- _Task requirements_:
Print all the data, keeping every line exactly as it is.

- _The input_:

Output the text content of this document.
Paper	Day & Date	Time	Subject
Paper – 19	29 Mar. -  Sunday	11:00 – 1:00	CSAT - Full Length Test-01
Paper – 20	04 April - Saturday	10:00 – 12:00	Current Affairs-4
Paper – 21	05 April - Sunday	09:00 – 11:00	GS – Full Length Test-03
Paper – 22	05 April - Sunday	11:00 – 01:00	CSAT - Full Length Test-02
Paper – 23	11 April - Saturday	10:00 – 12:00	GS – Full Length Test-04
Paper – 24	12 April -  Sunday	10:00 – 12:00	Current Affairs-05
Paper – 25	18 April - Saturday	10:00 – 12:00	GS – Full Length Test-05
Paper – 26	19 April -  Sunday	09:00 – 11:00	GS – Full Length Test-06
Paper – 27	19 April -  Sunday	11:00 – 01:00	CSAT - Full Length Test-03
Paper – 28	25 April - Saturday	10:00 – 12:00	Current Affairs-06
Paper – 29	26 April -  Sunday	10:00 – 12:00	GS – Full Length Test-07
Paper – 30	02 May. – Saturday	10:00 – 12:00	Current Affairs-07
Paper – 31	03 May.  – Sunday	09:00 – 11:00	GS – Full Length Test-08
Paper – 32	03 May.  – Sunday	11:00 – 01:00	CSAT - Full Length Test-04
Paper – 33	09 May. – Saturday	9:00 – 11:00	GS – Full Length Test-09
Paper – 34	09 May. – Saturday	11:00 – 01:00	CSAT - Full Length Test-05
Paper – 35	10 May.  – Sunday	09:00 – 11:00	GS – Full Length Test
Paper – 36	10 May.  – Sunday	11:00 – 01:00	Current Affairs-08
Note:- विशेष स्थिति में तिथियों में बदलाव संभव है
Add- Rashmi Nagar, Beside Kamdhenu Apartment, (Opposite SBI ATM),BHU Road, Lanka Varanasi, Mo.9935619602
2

- _Exercise result_:
Output the text content of this document.
Paper	Day & Date	Time	Subject
Paper – 19	29 Mar. -  Sunday	11:00 – 1:00	CSAT - Full Length Test-01
Paper – 20	04 April - Saturday	10:00 – 12:00	Current Affairs-4
Paper – 21	05 April - Sunday	09:00 – 11:00	GS – Full Length Test-03
Paper – 22	05 April - Sunday	11:00 – 01:00	CSAT - Full Length Test-02
Paper – 23	11 April - Saturday	10:00 – 12:00	GS – Full Length Test-04
Paper – 24	12 April -  Sunday	10:00 – 12:00	Current Affairs-05
Paper – 25	18 April - Saturday	10:00 – 12:00	GS – Full Length Test-05
Paper – 26	19 April -  Sunday	09:00 – 11:00	GS – Full Length Test-06
Paper – 27	19 April -  Sunday	11:00 – 01:00	CSAT - Full Length Test-03
Paper – 28	25 April - Saturday	10:00 – 12:00	Current Affairs-06
Paper – 29	26 April -  Sunday	10:00 – 12:00	GS – Full Length Test-07
Paper – 30	02 May. – Saturday	10:00 – 12:00	Current Affairs-07
Paper – 31	03 May.  – Sunday	09:00 – 11:00	GS – Full Length Test-08
Paper – 32	03 May.  – Sunday	11:00 – 01:00	CSAT - Full Length Test-04
Paper – 33	09 May. – Saturday	9:00 – 11:00	GS – Full Length Test-09
Paper – 34	09 May. – Saturday	11:00 – 01:00	CSAT - Full Length Test-05
Paper – 35	10 May.  – Sunday	09:00 – 11:00	GS – Full Length Test
Paper – 36	10 May.  – Sunday	11:00 – 01:00	Current Affairs-08
Note:- विशेष स्थिति में तिथियों में बदलाव संभव है
Add- Rashmi Nagar, Beside Kamdhenu Apartment, (Opposite SBI ATM),BHU Road, Lanka Varanasi, Mo.9935619602
2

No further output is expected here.